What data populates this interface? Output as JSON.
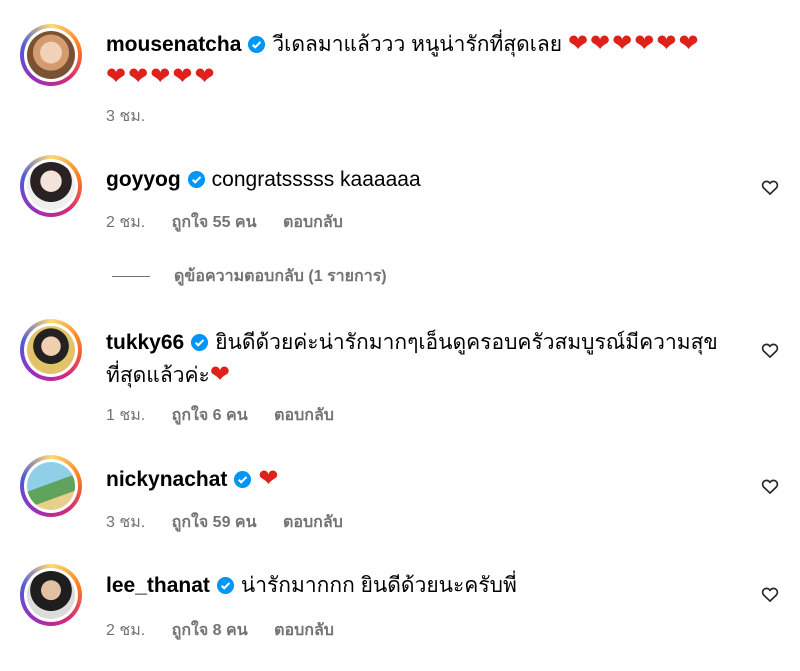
{
  "comments": [
    {
      "username": "mousenatcha",
      "text": "วีเดลมาแล้ววว หนูน่ารักที่สุดเลย",
      "hearts_line1": "❤❤❤❤❤❤",
      "hearts_line2": "❤❤❤❤❤",
      "time": "3 ชม.",
      "likes": "",
      "reply": ""
    },
    {
      "username": "goyyog",
      "text": "congratsssss kaaaaaa",
      "time": "2 ชม.",
      "likes": "ถูกใจ 55 คน",
      "reply": "ตอบกลับ"
    },
    {
      "username": "tukky66",
      "text_line1": "ยินดีด้วยค่ะน่ารักมากๆเอ็นดูครอบครัวสมบูรณ์มีความสุข",
      "text_line2": "ที่สุดแล้วค่ะ",
      "heart": "❤",
      "time": "1 ชม.",
      "likes": "ถูกใจ 6 คน",
      "reply": "ตอบกลับ"
    },
    {
      "username": "nickynachat",
      "heart": "❤",
      "time": "3 ชม.",
      "likes": "ถูกใจ 59 คน",
      "reply": "ตอบกลับ"
    },
    {
      "username": "lee_thanat",
      "text": "น่ารักมากกก ยินดีด้วยนะครับพี่",
      "time": "2 ชม.",
      "likes": "ถูกใจ 8 คน",
      "reply": "ตอบกลับ"
    }
  ],
  "view_replies": "ดูข้อความตอบกลับ (1 รายการ)",
  "colors": {
    "verified": "#0095f6",
    "heart": "#e0211b",
    "meta": "#737373"
  },
  "icons": {
    "verified": "verified-badge-icon",
    "like": "heart-outline-icon"
  }
}
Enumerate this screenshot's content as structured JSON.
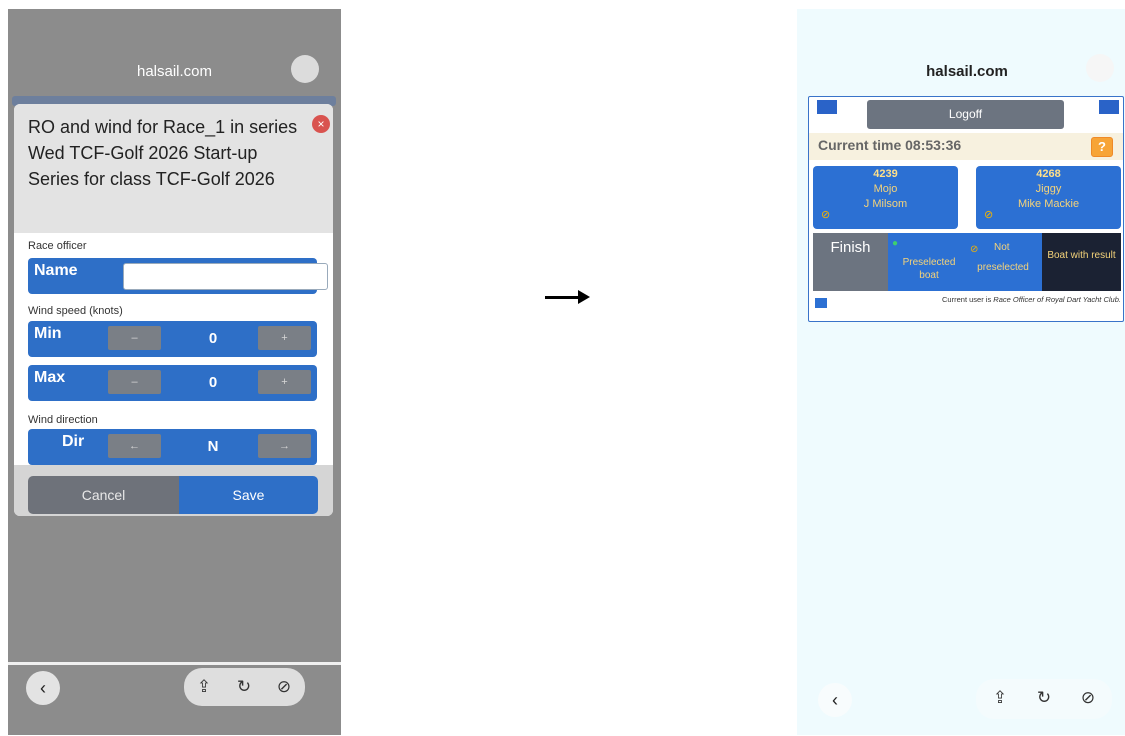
{
  "left_phone": {
    "url": "halsail.com",
    "url_icon": "reader-icon",
    "dialog": {
      "title": "RO and wind for Race_1 in series Wed TCF-Golf 2026 Start-up Series for class TCF-Golf 2026",
      "close_icon": "×",
      "race_officer_label": "Race officer",
      "name_label": "Name",
      "name_value": "",
      "wind_speed_label": "Wind speed (knots)",
      "min_label": "Min",
      "min_value": "0",
      "max_label": "Max",
      "max_value": "0",
      "minus": "–",
      "plus": "+",
      "wind_direction_label": "Wind direction",
      "dir_label": "Dir",
      "dir_value": "N",
      "left_arrow": "←",
      "right_arrow": "→",
      "cancel": "Cancel",
      "save": "Save"
    },
    "toolbar": {
      "back": "‹",
      "share": "⇪",
      "reload": "↻",
      "compass": "⊘"
    }
  },
  "right_phone": {
    "url": "halsail.com",
    "logoff": "Logoff",
    "current_time": "Current time 08:53:36",
    "help": "?",
    "boats": [
      {
        "number": "4239",
        "name": "Mojo",
        "skipper": "J Milsom"
      },
      {
        "number": "4268",
        "name": "Jiggy",
        "skipper": "Mike Mackie"
      }
    ],
    "legend": {
      "finish": "Finish",
      "preselected": "Preselected boat",
      "not_preselected_1": "Not",
      "not_preselected_2": "preselected",
      "with_result": "Boat with result"
    },
    "user_text_prefix": "Current user is ",
    "user_text_role": "Race Officer of Royal Dart Yacht Club.",
    "toolbar": {
      "back": "‹",
      "share": "⇪",
      "reload": "↻",
      "compass": "⊘"
    }
  }
}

------------------------------------------------------------

WRITTEN REQUEST: Quote all the lines above exactly as given. Do not include the pictures.

ANSWER TO THE PROBLEM:
What data populates this interface? Output as JSON.
{
  "comments": [
    {
      "username": "mousenatcha",
      "text": "วีเดลมาแล้ววว หนูน่ารักที่สุดเลย",
      "hearts_line1": "❤❤❤❤❤❤",
      "hearts_line2": "❤❤❤❤❤",
      "time": "3 ชม.",
      "likes": "",
      "reply": ""
    },
    {
      "username": "goyyog",
      "text": "congratsssss kaaaaaa",
      "time": "2 ชม.",
      "likes": "ถูกใจ 55 คน",
      "reply": "ตอบกลับ"
    },
    {
      "username": "tukky66",
      "text_line1": "ยินดีด้วยค่ะน่ารักมากๆเอ็นดูครอบครัวสมบูรณ์มีความสุข",
      "text_line2": "ที่สุดแล้วค่ะ",
      "heart": "❤",
      "time": "1 ชม.",
      "likes": "ถูกใจ 6 คน",
      "reply": "ตอบกลับ"
    },
    {
      "username": "nickynachat",
      "heart": "❤",
      "time": "3 ชม.",
      "likes": "ถูกใจ 59 คน",
      "reply": "ตอบกลับ"
    },
    {
      "username": "lee_thanat",
      "text": "น่ารักมากกก ยินดีด้วยนะครับพี่",
      "time": "2 ชม.",
      "likes": "ถูกใจ 8 คน",
      "reply": "ตอบกลับ"
    }
  ],
  "view_replies": "ดูข้อความตอบกลับ (1 รายการ)",
  "colors": {
    "verified": "#0095f6",
    "heart": "#e0211b",
    "meta": "#737373"
  },
  "icons": {
    "verified": "verified-badge-icon",
    "like": "heart-outline-icon"
  }
}
Enumerate this screenshot's content as structured JSON.
{
  "left_phone": {
    "url": "halsail.com",
    "url_icon": "reader-icon",
    "dialog": {
      "title": "RO and wind for Race_1 in series Wed TCF-Golf 2026 Start-up Series for class TCF-Golf 2026",
      "close_icon": "×",
      "race_officer_label": "Race officer",
      "name_label": "Name",
      "name_value": "",
      "wind_speed_label": "Wind speed (knots)",
      "min_label": "Min",
      "min_value": "0",
      "max_label": "Max",
      "max_value": "0",
      "minus": "–",
      "plus": "+",
      "wind_direction_label": "Wind direction",
      "dir_label": "Dir",
      "dir_value": "N",
      "left_arrow": "←",
      "right_arrow": "→",
      "cancel": "Cancel",
      "save": "Save"
    },
    "toolbar": {
      "back": "‹",
      "share": "⇪",
      "reload": "↻",
      "compass": "⊘"
    }
  },
  "right_phone": {
    "url": "halsail.com",
    "logoff": "Logoff",
    "current_time": "Current time 08:53:36",
    "help": "?",
    "boats": [
      {
        "number": "4239",
        "name": "Mojo",
        "skipper": "J Milsom"
      },
      {
        "number": "4268",
        "name": "Jiggy",
        "skipper": "Mike Mackie"
      }
    ],
    "legend": {
      "finish": "Finish",
      "preselected": "Preselected boat",
      "not_preselected_1": "Not",
      "not_preselected_2": "preselected",
      "with_result": "Boat with result"
    },
    "user_text_prefix": "Current user is ",
    "user_text_role": "Race Officer of Royal Dart Yacht Club.",
    "toolbar": {
      "back": "‹",
      "share": "⇪",
      "reload": "↻",
      "compass": "⊘"
    }
  }
}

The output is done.